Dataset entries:
——————

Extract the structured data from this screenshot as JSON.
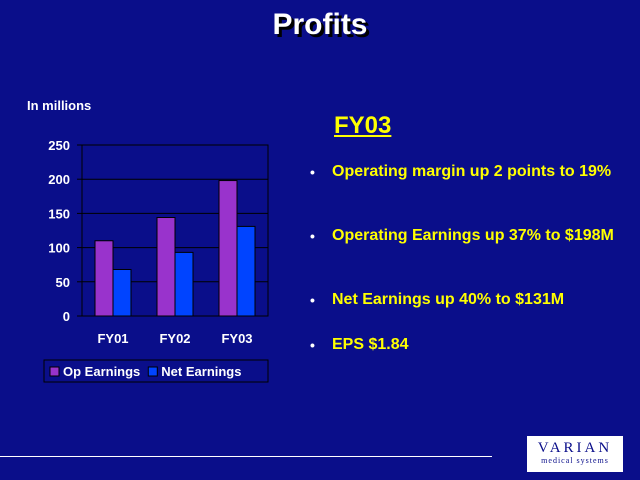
{
  "title": "Profits",
  "unit_label": "In millions",
  "section_heading": "FY03",
  "bullets": [
    "Operating margin up 2 points to 19%",
    "Operating Earnings up 37% to $198M",
    "Net Earnings up 40% to $131M",
    "EPS $1.84"
  ],
  "logo": {
    "name": "VARIAN",
    "tagline": "medical systems"
  },
  "chart_data": {
    "type": "bar",
    "categories": [
      "FY01",
      "FY02",
      "FY03"
    ],
    "series": [
      {
        "name": "Op Earnings",
        "values": [
          110,
          144,
          198
        ],
        "color": "#9933cc"
      },
      {
        "name": "Net Earnings",
        "values": [
          68,
          93,
          131
        ],
        "color": "#0044ff"
      }
    ],
    "yticks": [
      0,
      50,
      100,
      150,
      200,
      250
    ],
    "ylim": [
      0,
      250
    ],
    "grid": true,
    "legend": "bottom"
  }
}
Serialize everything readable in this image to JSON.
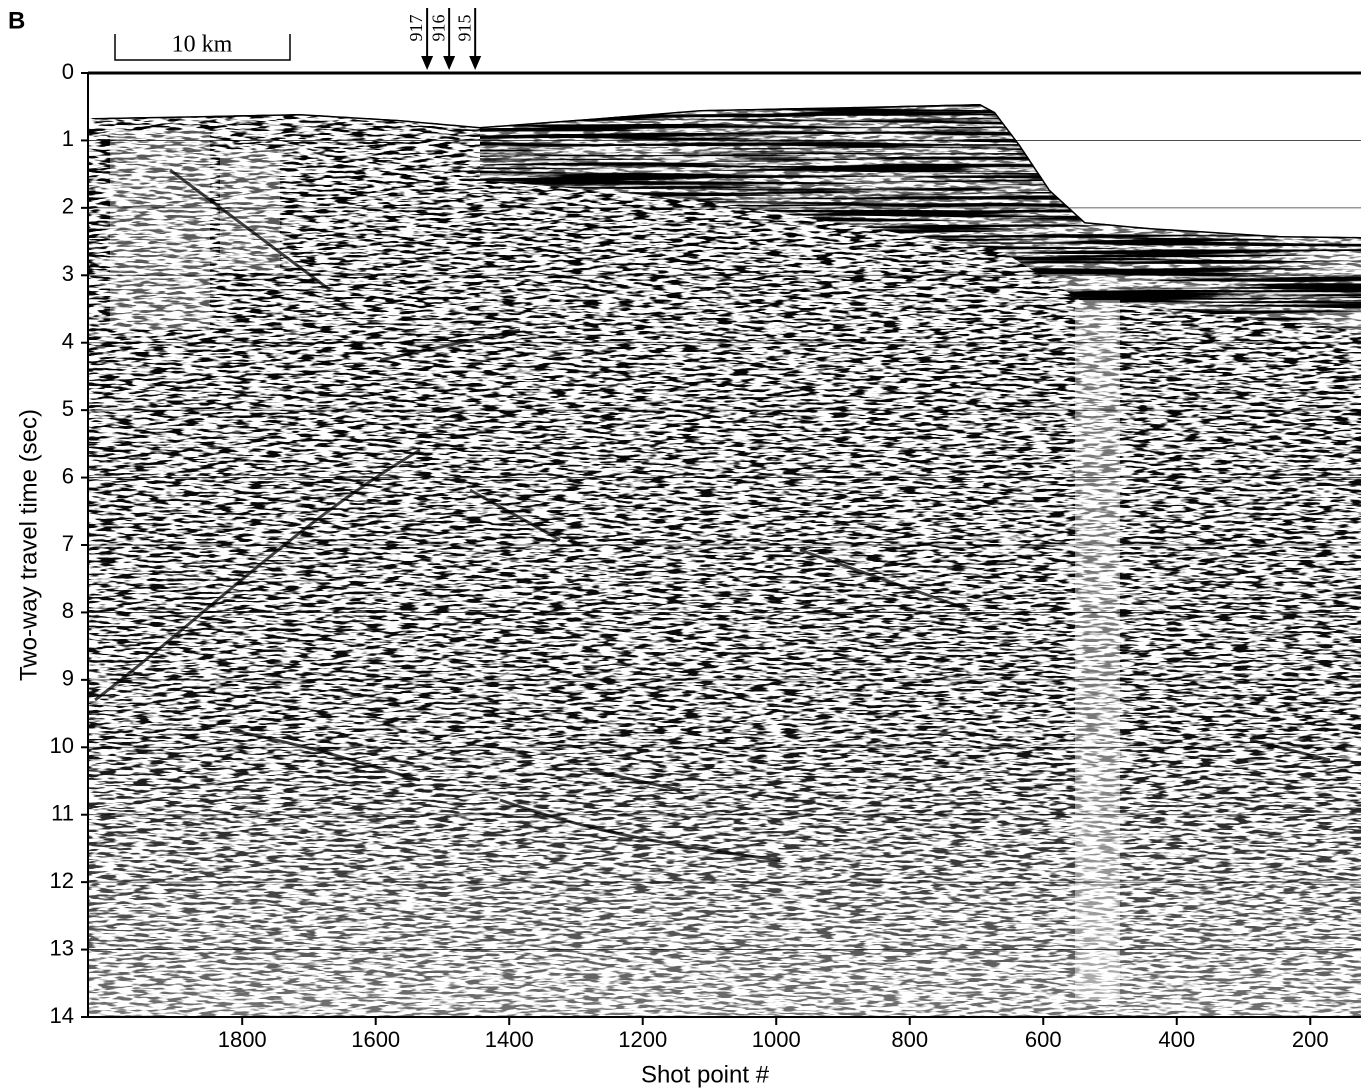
{
  "chart_data": {
    "type": "seismic",
    "panel_label": "B",
    "xlabel": "Shot point #",
    "ylabel": "Two-way travel time (sec)",
    "xlim": [
      2031,
      124
    ],
    "ylim": [
      14,
      0
    ],
    "xticks": [
      1800,
      1600,
      1400,
      1200,
      1000,
      800,
      600,
      400,
      200
    ],
    "yticks": [
      0,
      1,
      2,
      3,
      4,
      5,
      6,
      7,
      8,
      9,
      10,
      11,
      12,
      13,
      14
    ],
    "grid": true,
    "scale_bar": {
      "label": "10 km"
    },
    "sites": [
      {
        "label": "917",
        "x": 1523
      },
      {
        "label": "916",
        "x": 1490
      },
      {
        "label": "915",
        "x": 1451
      }
    ]
  }
}
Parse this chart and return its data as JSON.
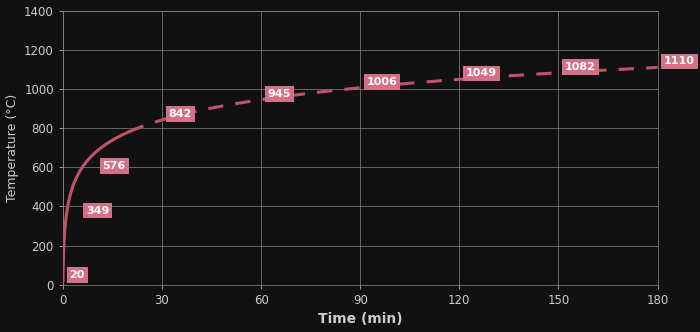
{
  "title": "",
  "xlabel": "Time (min)",
  "ylabel": "Temperature (°C)",
  "background_color": "#111111",
  "plot_bg_color": "#111111",
  "grid_color": "#888888",
  "line_color": "#c0536a",
  "line_width": 2.2,
  "annotation_box_color": "#d47085",
  "annotation_text_color": "#ffffff",
  "annotation_fontsize": 8,
  "axis_label_color": "#cccccc",
  "tick_label_color": "#cccccc",
  "xlim": [
    0,
    180
  ],
  "ylim": [
    0,
    1400
  ],
  "xticks": [
    0,
    30,
    60,
    90,
    120,
    150,
    180
  ],
  "yticks": [
    0,
    200,
    400,
    600,
    800,
    1000,
    1200,
    1400
  ],
  "solid_end": 20,
  "annotations": [
    {
      "t": 0,
      "T": 20,
      "label": "20",
      "xoff": 2,
      "yoff": 5
    },
    {
      "t": 5,
      "T": 349,
      "label": "349",
      "xoff": 2,
      "yoff": 5
    },
    {
      "t": 10,
      "T": 576,
      "label": "576",
      "xoff": 2,
      "yoff": 5
    },
    {
      "t": 30,
      "T": 842,
      "label": "842",
      "xoff": 2,
      "yoff": 5
    },
    {
      "t": 60,
      "T": 945,
      "label": "945",
      "xoff": 2,
      "yoff": 5
    },
    {
      "t": 90,
      "T": 1006,
      "label": "1006",
      "xoff": 2,
      "yoff": 5
    },
    {
      "t": 120,
      "T": 1049,
      "label": "1049",
      "xoff": 2,
      "yoff": 5
    },
    {
      "t": 150,
      "T": 1082,
      "label": "1082",
      "xoff": 2,
      "yoff": 5
    },
    {
      "t": 180,
      "T": 1110,
      "label": "1110",
      "xoff": 2,
      "yoff": 5
    }
  ]
}
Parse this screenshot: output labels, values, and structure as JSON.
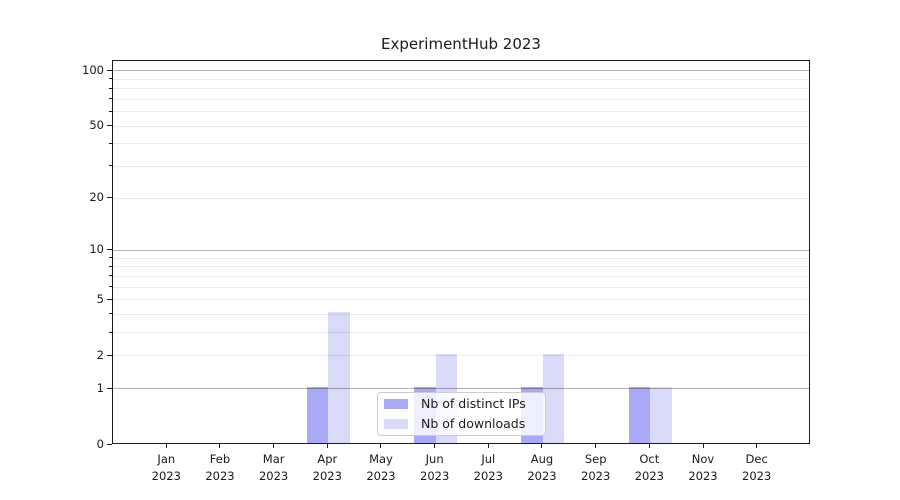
{
  "chart_data": {
    "type": "bar",
    "title": "ExperimentHub 2023",
    "categories": [
      "Jan",
      "Feb",
      "Mar",
      "Apr",
      "May",
      "Jun",
      "Jul",
      "Aug",
      "Sep",
      "Oct",
      "Nov",
      "Dec"
    ],
    "category_year": "2023",
    "series": [
      {
        "name": "Nb of distinct IPs",
        "color": "#a9a9f7",
        "values": [
          0,
          0,
          0,
          1,
          0,
          1,
          0,
          1,
          0,
          1,
          0,
          0
        ]
      },
      {
        "name": "Nb of downloads",
        "color": "#d9d9fa",
        "values": [
          0,
          0,
          0,
          4,
          0,
          2,
          0,
          2,
          0,
          1,
          0,
          0
        ]
      }
    ],
    "y_axis": {
      "scale": "log1p",
      "labeled_ticks": [
        0,
        1,
        2,
        5,
        10,
        20,
        50,
        100
      ],
      "major_gridlines": [
        1,
        10,
        100
      ],
      "minor_gridlines": [
        2,
        3,
        4,
        5,
        6,
        7,
        8,
        9,
        20,
        30,
        40,
        50,
        60,
        70,
        80,
        90
      ],
      "ylim": [
        0,
        100
      ]
    },
    "legend": {
      "position": "lower center",
      "entries": [
        "Nb of distinct IPs",
        "Nb of downloads"
      ]
    },
    "grid": "on"
  }
}
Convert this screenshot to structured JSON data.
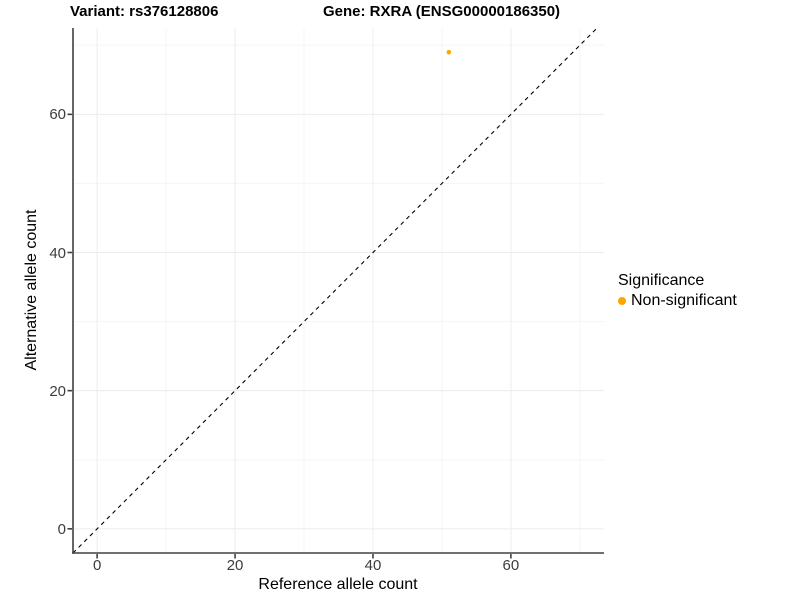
{
  "title": {
    "variant": "Variant: rs376128806",
    "gene": "Gene: RXRA (ENSG00000186350)"
  },
  "legend": {
    "title": "Significance",
    "items": [
      {
        "label": "Non-significant",
        "color": "#FFA500"
      }
    ]
  },
  "chart_data": {
    "type": "scatter",
    "title": "Variant: rs376128806   Gene: RXRA (ENSG00000186350)",
    "xlabel": "Reference allele count",
    "ylabel": "Alternative allele count",
    "xlim": [
      -3.5,
      73.5
    ],
    "ylim": [
      -3.5,
      72.5
    ],
    "x_ticks": [
      0,
      20,
      40,
      60
    ],
    "y_ticks": [
      0,
      20,
      40,
      60
    ],
    "x_minor_ticks": [
      10,
      30,
      50,
      70
    ],
    "y_minor_ticks": [
      10,
      30,
      50,
      70
    ],
    "grid": "major+minor",
    "legend_position": "right",
    "series": [
      {
        "name": "Non-significant",
        "color": "#FFA500",
        "points": [
          {
            "x": 51,
            "y": 69
          }
        ]
      }
    ],
    "reference_line": {
      "type": "y=x",
      "style": "dashed",
      "color": "#000000"
    },
    "colors": {
      "major_grid": "#ECECEC",
      "minor_grid": "#F5F5F5",
      "axis_line": "#404040",
      "tick_mark": "#404040"
    }
  }
}
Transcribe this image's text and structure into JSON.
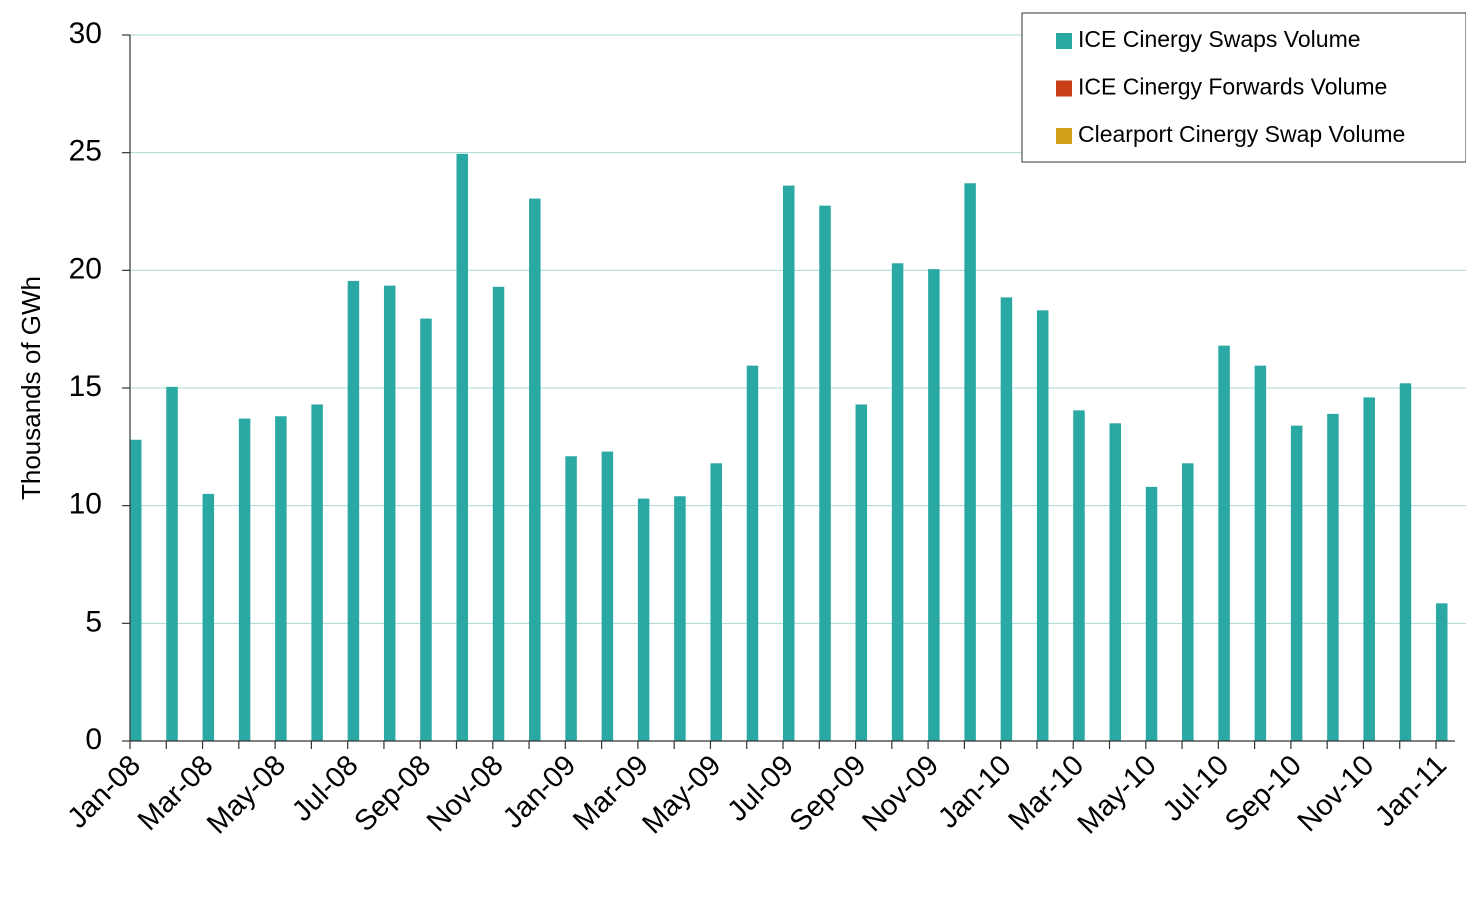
{
  "chart_data": {
    "type": "bar",
    "y_label": "Thousands of GWh",
    "categories": [
      "Jan-08",
      null,
      "Mar-08",
      null,
      "May-08",
      null,
      "Jul-08",
      null,
      "Sep-08",
      null,
      "Nov-08",
      null,
      "Jan-09",
      null,
      "Mar-09",
      null,
      "May-09",
      null,
      "Jul-09",
      null,
      "Sep-09",
      null,
      "Nov-09",
      null,
      "Jan-10",
      null,
      "Mar-10",
      null,
      "May-10",
      null,
      "Jul-10",
      null,
      "Sep-10",
      null,
      "Nov-10",
      null,
      "Jan-11"
    ],
    "series": [
      {
        "name": "ICE Cinergy Swaps Volume",
        "color": "#2aa8a4",
        "values": [
          12.8,
          15.05,
          10.5,
          13.7,
          13.8,
          14.3,
          19.55,
          19.35,
          17.95,
          24.95,
          19.3,
          23.05,
          12.1,
          12.3,
          10.3,
          10.4,
          11.8,
          15.95,
          23.6,
          22.75,
          14.3,
          20.3,
          20.05,
          23.7,
          18.85,
          18.3,
          14.05,
          13.5,
          10.8,
          11.8,
          16.8,
          15.95,
          13.4,
          13.9,
          14.6,
          15.2,
          5.85
        ]
      },
      {
        "name": "ICE Cinergy Forwards Volume",
        "color": "#c8401a",
        "values": [
          0,
          0,
          0,
          0,
          0,
          0,
          0,
          0,
          0,
          0,
          0,
          0,
          0,
          0,
          0,
          0,
          0,
          0,
          0,
          0,
          0,
          0,
          0,
          0,
          0,
          0,
          0,
          0,
          0,
          0,
          0,
          0,
          0,
          0,
          0,
          0,
          0
        ]
      },
      {
        "name": "Clearport Cinergy Swap Volume",
        "color": "#d4a017",
        "values": [
          0,
          0,
          0,
          0,
          0,
          0,
          0,
          0,
          0,
          0,
          0,
          0,
          0,
          0,
          0,
          0,
          0,
          0,
          0,
          0,
          0,
          0,
          0,
          0,
          0,
          0,
          0,
          0,
          0,
          0,
          0,
          0,
          0,
          0,
          0,
          0,
          0
        ]
      }
    ],
    "ylim": [
      0,
      30
    ],
    "yticks": [
      0,
      5,
      10,
      15,
      20,
      25,
      30
    ],
    "grid": true,
    "legend": "top-right"
  }
}
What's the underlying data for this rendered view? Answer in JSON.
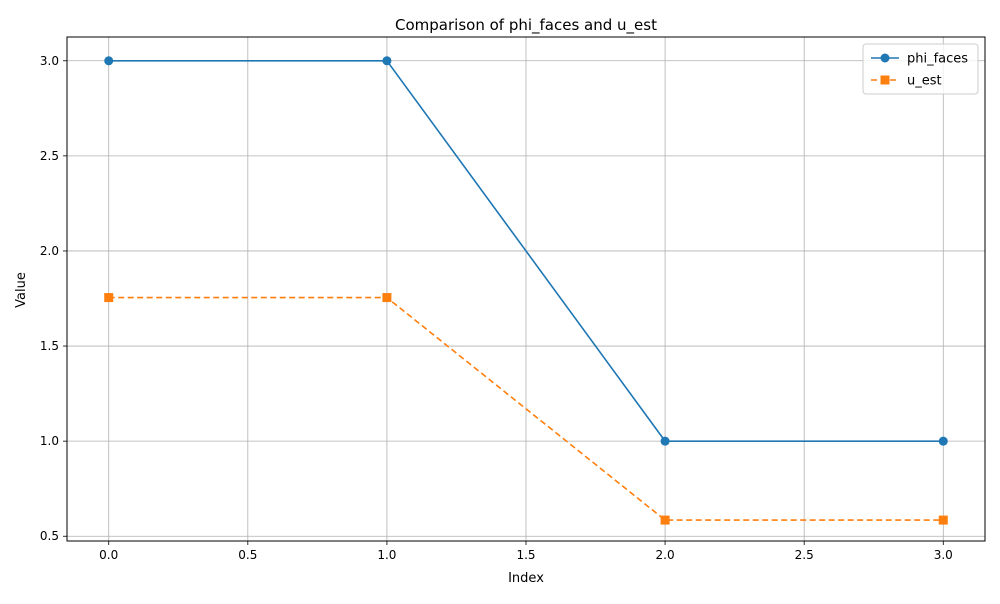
{
  "chart_data": {
    "type": "line",
    "title": "Comparison of phi_faces and u_est",
    "xlabel": "Index",
    "ylabel": "Value",
    "x": [
      0,
      1,
      2,
      3
    ],
    "xlim": [
      -0.15,
      3.15
    ],
    "ylim": [
      0.475,
      3.125
    ],
    "xticks": [
      0.0,
      0.5,
      1.0,
      1.5,
      2.0,
      2.5,
      3.0
    ],
    "xtick_labels": [
      "0.0",
      "0.5",
      "1.0",
      "1.5",
      "2.0",
      "2.5",
      "3.0"
    ],
    "yticks": [
      0.5,
      1.0,
      1.5,
      2.0,
      2.5,
      3.0
    ],
    "ytick_labels": [
      "0.5",
      "1.0",
      "1.5",
      "2.0",
      "2.5",
      "3.0"
    ],
    "grid": true,
    "legend_position": "top-right",
    "series": [
      {
        "name": "phi_faces",
        "values": [
          3.0,
          3.0,
          1.0,
          1.0
        ],
        "color": "#1f77b4",
        "line_style": "solid",
        "marker": "circle"
      },
      {
        "name": "u_est",
        "values": [
          1.755,
          1.755,
          0.585,
          0.585
        ],
        "color": "#ff7f0e",
        "line_style": "dashed",
        "marker": "square"
      }
    ]
  }
}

——————

Say only how many lines in the records carry the word "type".

» **WRITTEN ANSWER**:
7